WHAT TO PRODUCE » Lift out all lines below that contain "message".

Collection entries:

•••

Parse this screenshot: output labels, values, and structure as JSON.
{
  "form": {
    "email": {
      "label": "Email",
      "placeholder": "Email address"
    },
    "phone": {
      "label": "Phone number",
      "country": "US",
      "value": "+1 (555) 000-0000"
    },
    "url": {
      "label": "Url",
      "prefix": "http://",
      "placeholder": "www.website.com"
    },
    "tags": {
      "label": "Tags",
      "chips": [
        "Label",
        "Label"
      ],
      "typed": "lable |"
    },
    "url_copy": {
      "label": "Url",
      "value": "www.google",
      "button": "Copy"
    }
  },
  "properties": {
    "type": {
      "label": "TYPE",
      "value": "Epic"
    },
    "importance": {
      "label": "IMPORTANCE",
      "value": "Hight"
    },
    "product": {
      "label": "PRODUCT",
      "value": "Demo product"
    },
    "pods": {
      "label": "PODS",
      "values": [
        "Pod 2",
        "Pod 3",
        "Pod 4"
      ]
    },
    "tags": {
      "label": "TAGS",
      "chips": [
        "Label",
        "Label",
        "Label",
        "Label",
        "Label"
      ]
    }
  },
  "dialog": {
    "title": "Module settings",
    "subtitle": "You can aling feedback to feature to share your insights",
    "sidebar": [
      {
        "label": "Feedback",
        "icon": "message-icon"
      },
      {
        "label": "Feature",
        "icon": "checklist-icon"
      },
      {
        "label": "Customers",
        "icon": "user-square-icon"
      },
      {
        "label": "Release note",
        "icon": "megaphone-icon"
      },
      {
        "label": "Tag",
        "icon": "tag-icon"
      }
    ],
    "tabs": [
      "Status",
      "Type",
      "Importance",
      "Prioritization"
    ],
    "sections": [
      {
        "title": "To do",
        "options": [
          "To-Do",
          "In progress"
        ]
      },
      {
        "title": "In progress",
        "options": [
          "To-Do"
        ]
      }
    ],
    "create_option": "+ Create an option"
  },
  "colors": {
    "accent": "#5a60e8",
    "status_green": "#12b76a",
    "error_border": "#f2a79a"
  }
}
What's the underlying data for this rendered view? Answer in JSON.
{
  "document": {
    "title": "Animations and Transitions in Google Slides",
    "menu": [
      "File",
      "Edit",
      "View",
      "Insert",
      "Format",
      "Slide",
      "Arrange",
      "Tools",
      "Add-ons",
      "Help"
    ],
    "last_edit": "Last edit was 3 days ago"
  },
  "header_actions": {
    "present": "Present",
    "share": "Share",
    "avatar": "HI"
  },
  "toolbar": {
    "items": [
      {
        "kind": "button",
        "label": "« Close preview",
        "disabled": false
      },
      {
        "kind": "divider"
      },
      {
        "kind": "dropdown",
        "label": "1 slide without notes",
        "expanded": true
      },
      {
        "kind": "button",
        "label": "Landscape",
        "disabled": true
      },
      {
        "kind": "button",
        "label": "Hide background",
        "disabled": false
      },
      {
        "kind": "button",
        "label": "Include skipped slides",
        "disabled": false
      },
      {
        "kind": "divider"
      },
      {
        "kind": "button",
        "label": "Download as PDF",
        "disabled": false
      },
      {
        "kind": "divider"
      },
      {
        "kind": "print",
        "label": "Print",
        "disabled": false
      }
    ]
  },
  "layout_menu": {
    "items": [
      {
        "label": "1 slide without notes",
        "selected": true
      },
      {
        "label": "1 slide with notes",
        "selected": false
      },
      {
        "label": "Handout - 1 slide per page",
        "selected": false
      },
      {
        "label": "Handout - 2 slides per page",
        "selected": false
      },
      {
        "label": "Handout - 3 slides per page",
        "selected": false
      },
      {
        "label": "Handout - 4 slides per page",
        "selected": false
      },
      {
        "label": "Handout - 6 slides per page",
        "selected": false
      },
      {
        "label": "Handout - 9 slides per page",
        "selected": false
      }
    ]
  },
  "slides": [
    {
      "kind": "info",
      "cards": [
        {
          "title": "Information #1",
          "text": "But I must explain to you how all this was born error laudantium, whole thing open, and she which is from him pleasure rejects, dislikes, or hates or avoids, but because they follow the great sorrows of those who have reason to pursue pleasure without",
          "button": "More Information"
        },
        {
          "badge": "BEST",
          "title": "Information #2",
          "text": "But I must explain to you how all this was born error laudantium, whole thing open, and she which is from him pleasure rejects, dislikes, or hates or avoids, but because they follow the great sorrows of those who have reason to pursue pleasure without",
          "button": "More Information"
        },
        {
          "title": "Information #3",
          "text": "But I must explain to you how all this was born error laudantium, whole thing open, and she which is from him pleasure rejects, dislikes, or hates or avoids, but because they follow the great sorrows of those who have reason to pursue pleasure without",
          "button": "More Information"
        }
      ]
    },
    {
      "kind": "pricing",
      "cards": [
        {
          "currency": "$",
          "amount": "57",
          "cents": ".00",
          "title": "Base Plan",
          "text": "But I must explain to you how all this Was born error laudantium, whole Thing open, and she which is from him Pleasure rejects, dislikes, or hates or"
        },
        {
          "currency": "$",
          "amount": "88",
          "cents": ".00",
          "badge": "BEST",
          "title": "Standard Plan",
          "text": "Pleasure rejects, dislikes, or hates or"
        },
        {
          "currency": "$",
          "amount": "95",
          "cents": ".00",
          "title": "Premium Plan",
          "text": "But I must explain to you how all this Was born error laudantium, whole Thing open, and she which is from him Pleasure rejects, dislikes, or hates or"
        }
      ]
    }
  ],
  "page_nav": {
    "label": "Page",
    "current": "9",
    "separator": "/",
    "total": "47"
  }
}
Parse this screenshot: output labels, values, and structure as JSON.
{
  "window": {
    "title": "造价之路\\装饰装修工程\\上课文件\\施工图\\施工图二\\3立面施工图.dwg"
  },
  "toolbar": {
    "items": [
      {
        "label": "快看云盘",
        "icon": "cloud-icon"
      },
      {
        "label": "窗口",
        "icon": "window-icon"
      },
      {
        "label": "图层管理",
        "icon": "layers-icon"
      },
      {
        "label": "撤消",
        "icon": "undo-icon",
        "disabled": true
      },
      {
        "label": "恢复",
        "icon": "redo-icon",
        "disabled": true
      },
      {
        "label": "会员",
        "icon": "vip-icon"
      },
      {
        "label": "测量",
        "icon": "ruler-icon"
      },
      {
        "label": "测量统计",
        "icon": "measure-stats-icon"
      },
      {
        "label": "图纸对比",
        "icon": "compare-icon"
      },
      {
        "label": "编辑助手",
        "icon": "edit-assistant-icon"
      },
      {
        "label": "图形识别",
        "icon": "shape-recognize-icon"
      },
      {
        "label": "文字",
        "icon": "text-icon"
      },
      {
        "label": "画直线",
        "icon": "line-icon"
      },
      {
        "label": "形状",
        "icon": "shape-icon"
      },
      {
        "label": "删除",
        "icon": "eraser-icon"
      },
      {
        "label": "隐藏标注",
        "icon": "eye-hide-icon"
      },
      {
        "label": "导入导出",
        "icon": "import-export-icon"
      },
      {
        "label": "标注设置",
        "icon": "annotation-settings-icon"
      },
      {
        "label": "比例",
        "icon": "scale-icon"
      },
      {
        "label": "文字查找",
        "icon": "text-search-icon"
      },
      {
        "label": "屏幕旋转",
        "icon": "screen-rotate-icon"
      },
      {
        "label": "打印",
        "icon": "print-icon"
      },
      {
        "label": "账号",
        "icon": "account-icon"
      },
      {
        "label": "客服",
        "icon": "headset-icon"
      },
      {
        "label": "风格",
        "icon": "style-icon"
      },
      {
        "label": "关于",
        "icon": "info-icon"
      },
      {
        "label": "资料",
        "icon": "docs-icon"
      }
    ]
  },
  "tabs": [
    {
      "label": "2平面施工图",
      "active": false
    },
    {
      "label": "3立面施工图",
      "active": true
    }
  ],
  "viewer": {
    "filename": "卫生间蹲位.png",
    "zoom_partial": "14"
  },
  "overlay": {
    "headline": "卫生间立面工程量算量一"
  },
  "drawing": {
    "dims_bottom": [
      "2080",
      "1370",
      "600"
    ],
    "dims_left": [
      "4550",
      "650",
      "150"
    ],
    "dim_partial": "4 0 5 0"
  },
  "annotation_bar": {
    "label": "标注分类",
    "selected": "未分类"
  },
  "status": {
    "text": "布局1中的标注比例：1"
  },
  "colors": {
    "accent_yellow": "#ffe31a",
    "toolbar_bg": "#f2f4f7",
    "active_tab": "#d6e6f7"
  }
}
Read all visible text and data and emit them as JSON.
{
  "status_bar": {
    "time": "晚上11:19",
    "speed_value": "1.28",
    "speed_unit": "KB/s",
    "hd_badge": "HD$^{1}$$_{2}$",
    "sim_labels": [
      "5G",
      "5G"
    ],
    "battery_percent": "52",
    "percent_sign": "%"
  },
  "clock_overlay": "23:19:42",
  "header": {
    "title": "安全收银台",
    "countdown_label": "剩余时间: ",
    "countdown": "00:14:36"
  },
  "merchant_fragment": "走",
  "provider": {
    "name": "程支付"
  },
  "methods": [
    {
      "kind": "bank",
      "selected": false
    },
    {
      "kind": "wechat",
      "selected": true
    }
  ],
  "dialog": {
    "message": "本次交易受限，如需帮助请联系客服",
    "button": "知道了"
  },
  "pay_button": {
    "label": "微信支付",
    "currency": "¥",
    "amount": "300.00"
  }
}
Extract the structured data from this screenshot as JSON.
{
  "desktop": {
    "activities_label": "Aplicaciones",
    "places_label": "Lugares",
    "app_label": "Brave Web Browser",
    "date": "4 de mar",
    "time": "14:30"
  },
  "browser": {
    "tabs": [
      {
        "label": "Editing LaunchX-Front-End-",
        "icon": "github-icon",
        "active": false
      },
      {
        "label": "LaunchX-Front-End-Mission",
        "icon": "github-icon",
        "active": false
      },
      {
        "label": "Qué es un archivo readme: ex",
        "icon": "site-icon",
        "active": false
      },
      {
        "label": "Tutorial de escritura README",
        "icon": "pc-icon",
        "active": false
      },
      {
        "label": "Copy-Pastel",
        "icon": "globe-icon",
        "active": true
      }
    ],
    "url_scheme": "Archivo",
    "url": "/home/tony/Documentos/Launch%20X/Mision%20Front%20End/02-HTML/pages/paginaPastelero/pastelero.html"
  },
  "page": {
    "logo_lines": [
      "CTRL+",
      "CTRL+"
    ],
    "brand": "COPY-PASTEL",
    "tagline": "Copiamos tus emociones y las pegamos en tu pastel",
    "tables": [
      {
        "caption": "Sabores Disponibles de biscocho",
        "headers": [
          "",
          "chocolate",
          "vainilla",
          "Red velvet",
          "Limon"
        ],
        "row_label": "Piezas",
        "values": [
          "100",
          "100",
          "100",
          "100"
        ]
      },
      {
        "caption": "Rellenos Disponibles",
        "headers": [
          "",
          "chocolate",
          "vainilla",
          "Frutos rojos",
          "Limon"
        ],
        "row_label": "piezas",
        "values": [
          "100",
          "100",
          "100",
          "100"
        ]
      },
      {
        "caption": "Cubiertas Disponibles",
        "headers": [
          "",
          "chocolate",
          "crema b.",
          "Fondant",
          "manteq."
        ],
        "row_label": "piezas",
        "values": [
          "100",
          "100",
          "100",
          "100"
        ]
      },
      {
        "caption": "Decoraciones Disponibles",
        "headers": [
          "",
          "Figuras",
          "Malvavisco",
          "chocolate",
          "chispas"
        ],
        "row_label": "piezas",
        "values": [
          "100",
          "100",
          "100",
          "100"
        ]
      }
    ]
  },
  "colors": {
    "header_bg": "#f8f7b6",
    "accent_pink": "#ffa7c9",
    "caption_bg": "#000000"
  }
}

•••

REPLY »
        "icon": "message-icon"
    "message": "本次交易受限，如需帮助请联系客服",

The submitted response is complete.